Problem requirements → Return every line of the data below that includes the string "false".

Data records
_ _ _ _ _ _ _

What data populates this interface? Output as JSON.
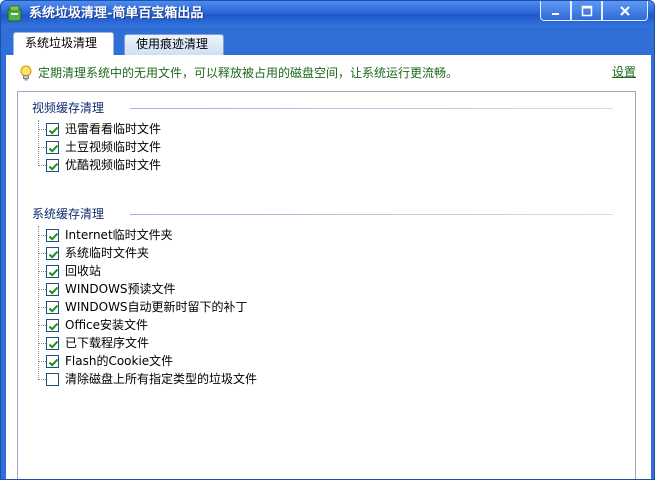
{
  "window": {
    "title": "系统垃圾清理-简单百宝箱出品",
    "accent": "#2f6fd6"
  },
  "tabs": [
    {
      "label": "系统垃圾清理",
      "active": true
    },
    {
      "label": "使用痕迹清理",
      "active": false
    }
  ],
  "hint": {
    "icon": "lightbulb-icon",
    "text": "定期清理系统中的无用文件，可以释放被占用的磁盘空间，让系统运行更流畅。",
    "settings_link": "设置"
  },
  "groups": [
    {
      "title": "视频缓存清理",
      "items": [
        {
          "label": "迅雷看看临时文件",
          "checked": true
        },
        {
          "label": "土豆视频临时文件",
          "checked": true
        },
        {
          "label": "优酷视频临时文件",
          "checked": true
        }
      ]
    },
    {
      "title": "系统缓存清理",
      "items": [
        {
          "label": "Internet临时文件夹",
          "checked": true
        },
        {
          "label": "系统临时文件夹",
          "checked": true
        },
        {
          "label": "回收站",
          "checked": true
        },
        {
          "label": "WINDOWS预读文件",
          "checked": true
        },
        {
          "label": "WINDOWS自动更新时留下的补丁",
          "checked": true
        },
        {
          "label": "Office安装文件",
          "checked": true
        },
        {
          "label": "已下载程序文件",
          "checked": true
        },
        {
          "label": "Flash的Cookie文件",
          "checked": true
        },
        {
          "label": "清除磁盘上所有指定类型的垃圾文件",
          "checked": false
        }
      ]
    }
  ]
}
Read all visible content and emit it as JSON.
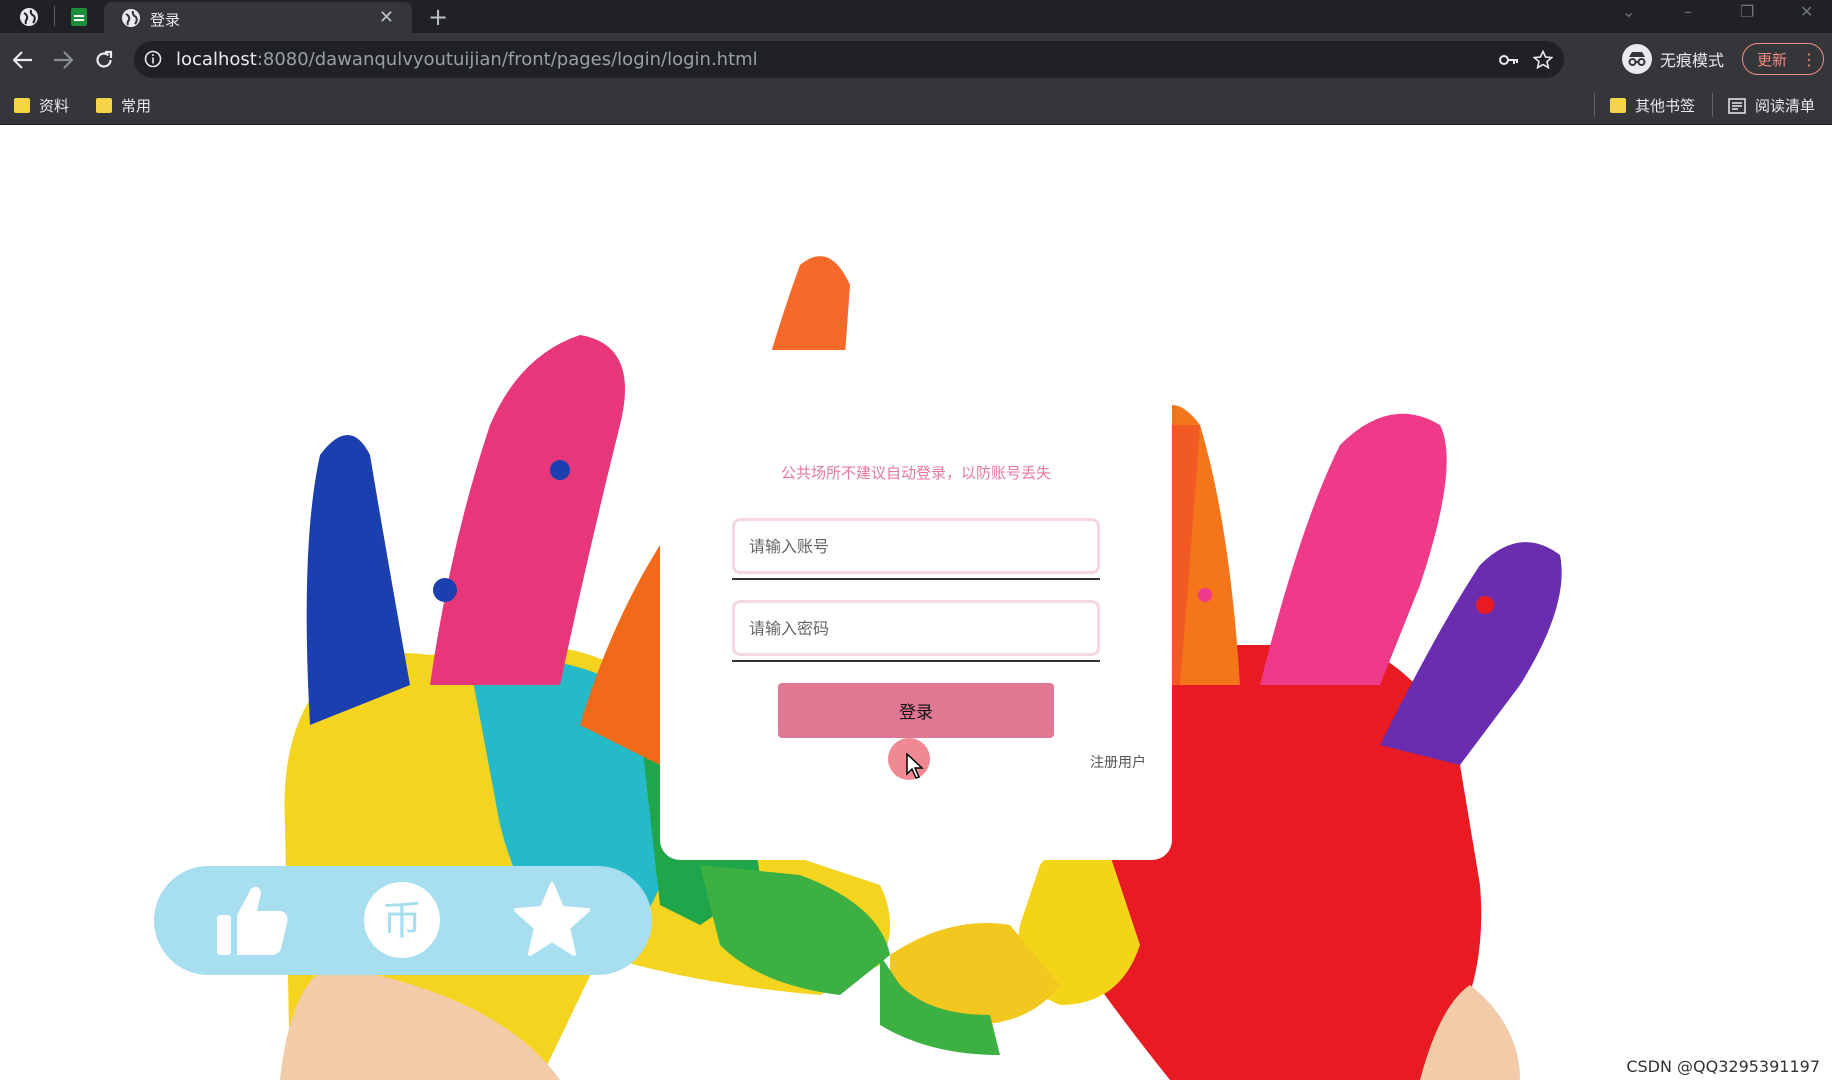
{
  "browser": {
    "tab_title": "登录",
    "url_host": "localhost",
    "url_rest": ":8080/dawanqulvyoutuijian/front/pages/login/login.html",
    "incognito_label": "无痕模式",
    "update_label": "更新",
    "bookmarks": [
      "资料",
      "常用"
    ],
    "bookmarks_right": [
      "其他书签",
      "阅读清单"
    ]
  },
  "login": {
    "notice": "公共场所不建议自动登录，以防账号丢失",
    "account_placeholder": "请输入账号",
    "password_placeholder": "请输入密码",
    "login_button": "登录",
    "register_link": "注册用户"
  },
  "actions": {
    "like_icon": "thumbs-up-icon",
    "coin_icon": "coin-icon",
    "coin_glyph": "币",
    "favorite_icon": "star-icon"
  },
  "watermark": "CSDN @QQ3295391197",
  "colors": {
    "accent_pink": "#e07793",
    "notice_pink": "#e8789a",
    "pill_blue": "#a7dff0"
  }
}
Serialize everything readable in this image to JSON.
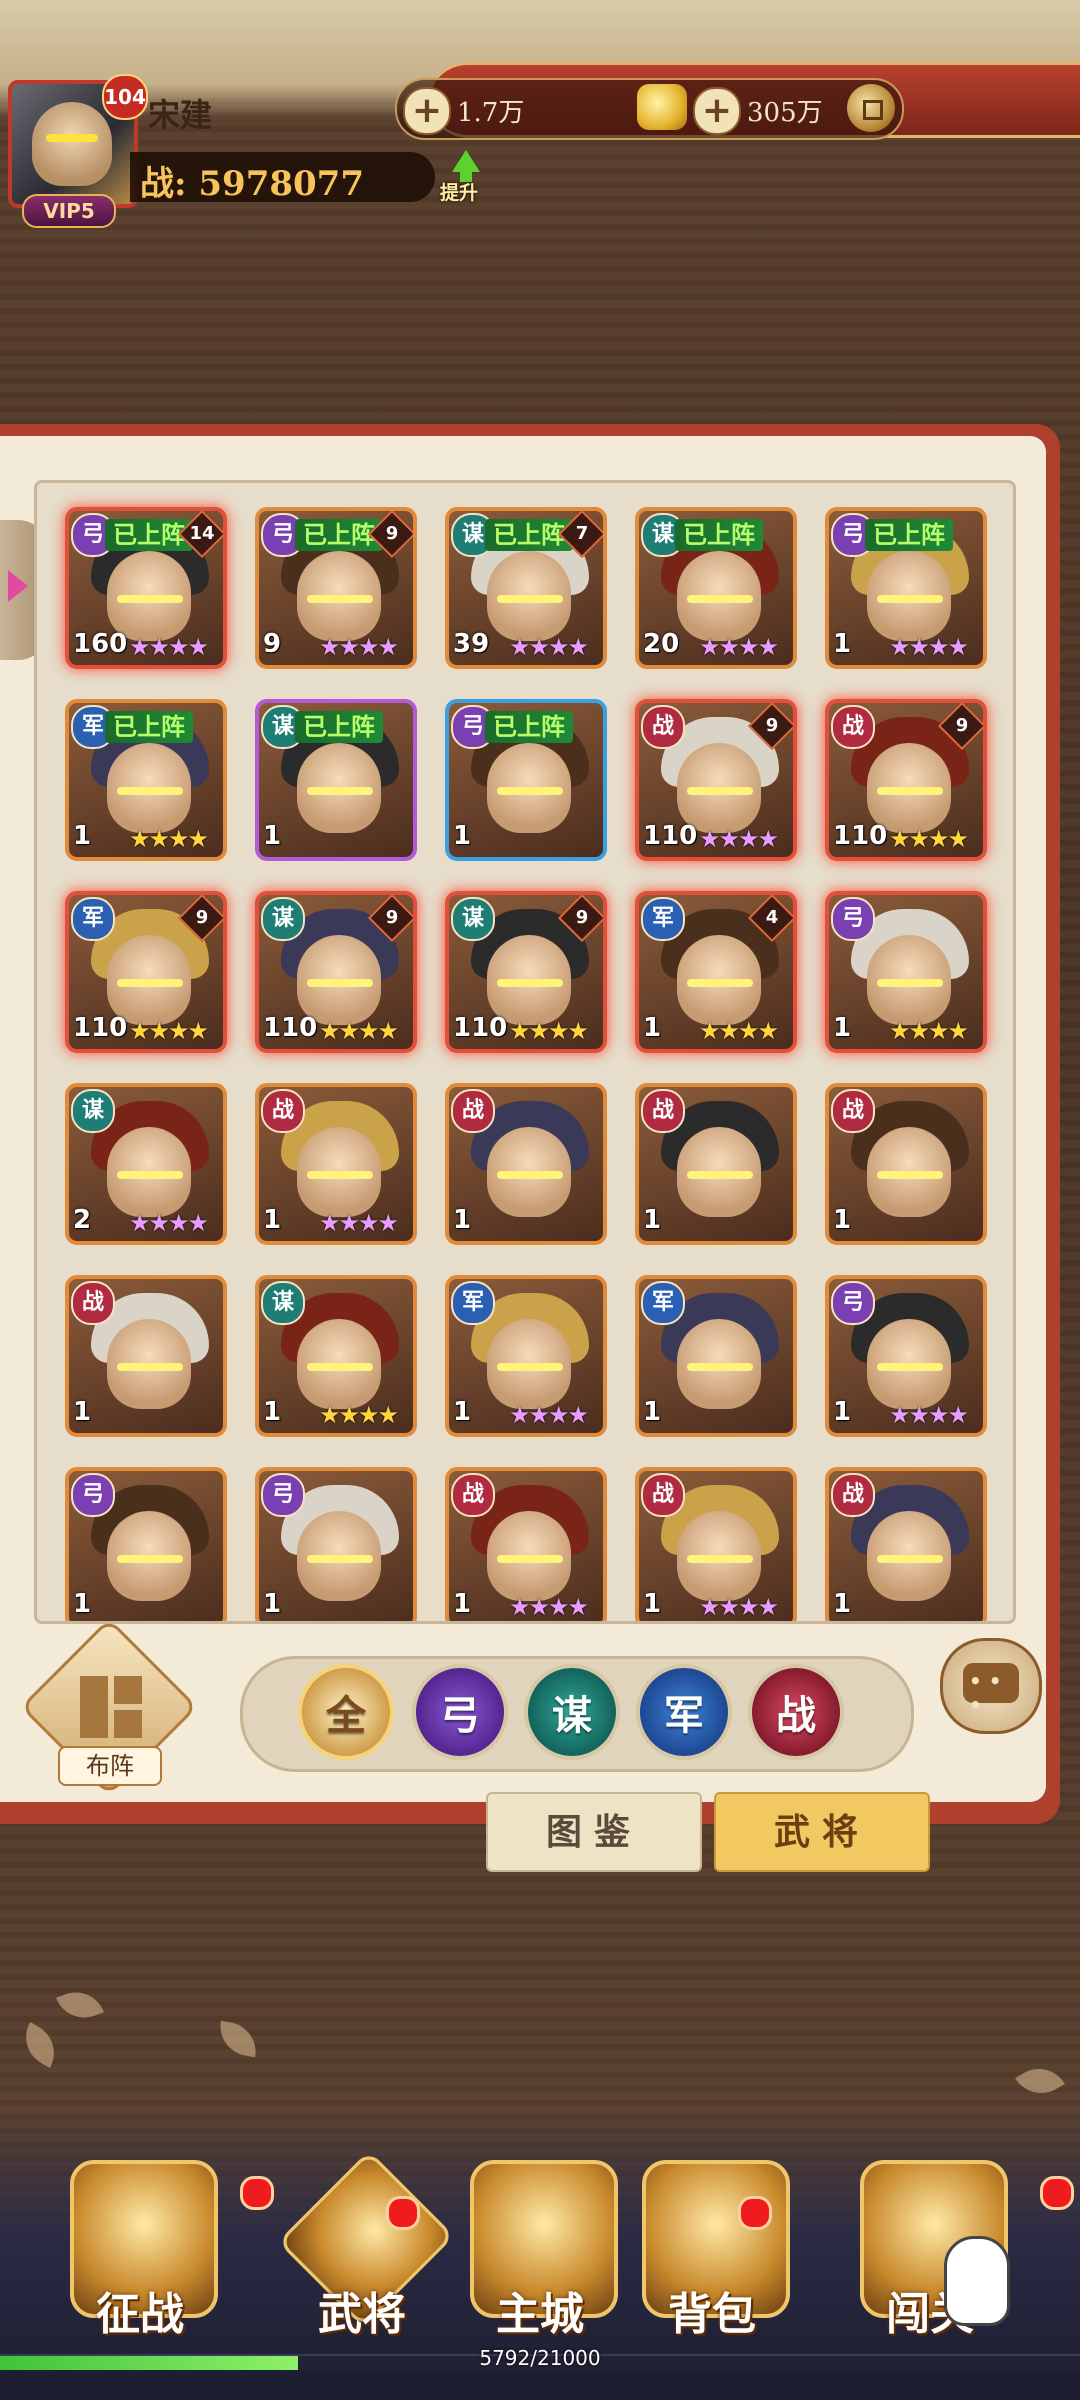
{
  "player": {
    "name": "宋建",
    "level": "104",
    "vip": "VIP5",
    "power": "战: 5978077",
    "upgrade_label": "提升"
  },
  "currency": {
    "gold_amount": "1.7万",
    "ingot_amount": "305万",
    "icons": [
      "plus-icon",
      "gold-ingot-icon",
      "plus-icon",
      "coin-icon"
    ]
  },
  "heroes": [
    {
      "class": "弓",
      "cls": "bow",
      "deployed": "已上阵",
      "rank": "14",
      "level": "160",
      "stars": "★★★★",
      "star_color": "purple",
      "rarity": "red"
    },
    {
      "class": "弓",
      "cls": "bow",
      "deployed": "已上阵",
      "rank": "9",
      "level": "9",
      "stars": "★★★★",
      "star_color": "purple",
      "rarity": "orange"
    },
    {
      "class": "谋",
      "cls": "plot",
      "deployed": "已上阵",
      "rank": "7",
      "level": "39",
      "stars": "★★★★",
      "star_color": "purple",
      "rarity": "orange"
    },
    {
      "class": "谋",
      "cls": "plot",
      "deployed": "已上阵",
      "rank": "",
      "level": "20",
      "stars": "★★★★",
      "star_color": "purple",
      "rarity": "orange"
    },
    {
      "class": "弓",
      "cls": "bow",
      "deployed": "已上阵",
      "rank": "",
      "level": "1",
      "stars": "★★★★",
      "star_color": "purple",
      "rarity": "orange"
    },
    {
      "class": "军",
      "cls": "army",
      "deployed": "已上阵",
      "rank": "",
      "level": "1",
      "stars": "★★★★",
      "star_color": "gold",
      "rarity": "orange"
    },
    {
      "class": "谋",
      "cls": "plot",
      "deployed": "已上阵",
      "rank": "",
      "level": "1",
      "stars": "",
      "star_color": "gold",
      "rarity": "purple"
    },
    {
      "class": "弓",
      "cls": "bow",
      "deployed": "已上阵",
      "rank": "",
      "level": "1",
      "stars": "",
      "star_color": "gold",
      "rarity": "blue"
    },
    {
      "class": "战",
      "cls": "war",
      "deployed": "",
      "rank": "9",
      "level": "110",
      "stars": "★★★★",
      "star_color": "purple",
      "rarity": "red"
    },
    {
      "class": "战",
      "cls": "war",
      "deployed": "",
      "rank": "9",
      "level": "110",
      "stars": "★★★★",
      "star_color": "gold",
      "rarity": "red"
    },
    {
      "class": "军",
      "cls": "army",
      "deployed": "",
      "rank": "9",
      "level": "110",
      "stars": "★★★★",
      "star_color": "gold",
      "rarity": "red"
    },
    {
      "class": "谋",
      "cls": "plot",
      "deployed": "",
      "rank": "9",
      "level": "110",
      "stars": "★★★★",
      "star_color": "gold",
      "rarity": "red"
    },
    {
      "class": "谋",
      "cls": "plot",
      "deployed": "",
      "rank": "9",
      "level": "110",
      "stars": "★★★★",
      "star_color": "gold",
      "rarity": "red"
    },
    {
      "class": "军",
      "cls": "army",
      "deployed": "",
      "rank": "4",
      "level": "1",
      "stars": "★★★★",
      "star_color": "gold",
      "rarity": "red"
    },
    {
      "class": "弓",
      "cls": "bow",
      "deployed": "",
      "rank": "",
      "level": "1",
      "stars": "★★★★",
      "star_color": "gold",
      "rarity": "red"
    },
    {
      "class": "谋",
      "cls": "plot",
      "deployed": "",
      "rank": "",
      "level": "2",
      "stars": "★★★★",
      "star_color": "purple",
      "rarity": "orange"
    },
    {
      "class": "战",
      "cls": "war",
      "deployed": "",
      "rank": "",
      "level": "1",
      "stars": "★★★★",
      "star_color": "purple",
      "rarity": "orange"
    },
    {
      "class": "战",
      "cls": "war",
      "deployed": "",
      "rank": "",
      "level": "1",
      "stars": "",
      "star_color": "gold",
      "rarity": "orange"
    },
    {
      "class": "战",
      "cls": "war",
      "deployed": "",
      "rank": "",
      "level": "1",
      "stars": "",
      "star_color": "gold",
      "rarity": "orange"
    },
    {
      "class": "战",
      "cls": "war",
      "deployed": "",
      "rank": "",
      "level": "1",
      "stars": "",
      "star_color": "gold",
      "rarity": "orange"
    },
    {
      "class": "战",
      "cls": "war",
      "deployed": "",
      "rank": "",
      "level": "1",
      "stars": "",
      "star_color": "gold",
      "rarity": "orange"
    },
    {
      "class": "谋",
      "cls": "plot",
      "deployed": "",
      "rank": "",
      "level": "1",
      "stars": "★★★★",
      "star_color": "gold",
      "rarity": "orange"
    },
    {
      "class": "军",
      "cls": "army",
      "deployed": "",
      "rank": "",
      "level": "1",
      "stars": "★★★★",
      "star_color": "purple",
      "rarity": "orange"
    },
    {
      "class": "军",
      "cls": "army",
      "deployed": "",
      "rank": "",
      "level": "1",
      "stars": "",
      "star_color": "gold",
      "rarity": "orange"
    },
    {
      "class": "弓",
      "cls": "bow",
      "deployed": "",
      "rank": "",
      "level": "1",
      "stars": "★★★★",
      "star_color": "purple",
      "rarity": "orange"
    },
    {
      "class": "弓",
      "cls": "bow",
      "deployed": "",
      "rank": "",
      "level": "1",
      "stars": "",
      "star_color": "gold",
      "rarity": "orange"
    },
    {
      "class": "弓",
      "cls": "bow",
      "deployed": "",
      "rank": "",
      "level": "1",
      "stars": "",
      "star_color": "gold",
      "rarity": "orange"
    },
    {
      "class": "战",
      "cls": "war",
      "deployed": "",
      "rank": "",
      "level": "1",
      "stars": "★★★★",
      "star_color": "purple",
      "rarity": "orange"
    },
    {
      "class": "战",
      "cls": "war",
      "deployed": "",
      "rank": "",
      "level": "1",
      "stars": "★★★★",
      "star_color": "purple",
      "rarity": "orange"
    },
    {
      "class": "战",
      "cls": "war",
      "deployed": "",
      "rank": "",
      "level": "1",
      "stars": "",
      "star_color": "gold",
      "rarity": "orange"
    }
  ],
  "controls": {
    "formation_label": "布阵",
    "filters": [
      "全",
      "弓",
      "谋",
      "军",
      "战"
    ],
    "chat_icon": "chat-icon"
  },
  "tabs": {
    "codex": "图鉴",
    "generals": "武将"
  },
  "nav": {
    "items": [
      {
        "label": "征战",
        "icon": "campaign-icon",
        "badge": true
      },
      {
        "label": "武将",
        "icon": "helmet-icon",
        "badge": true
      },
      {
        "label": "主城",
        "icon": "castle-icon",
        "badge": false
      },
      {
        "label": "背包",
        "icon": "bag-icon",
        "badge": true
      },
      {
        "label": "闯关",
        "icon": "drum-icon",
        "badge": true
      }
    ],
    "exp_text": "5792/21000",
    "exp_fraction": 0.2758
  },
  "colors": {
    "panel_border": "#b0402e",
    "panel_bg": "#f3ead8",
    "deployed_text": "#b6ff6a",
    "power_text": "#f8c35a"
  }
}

_ _ _ _ _ _ _

Output of the task →
      "active": false
          "checked": false
        "badge": false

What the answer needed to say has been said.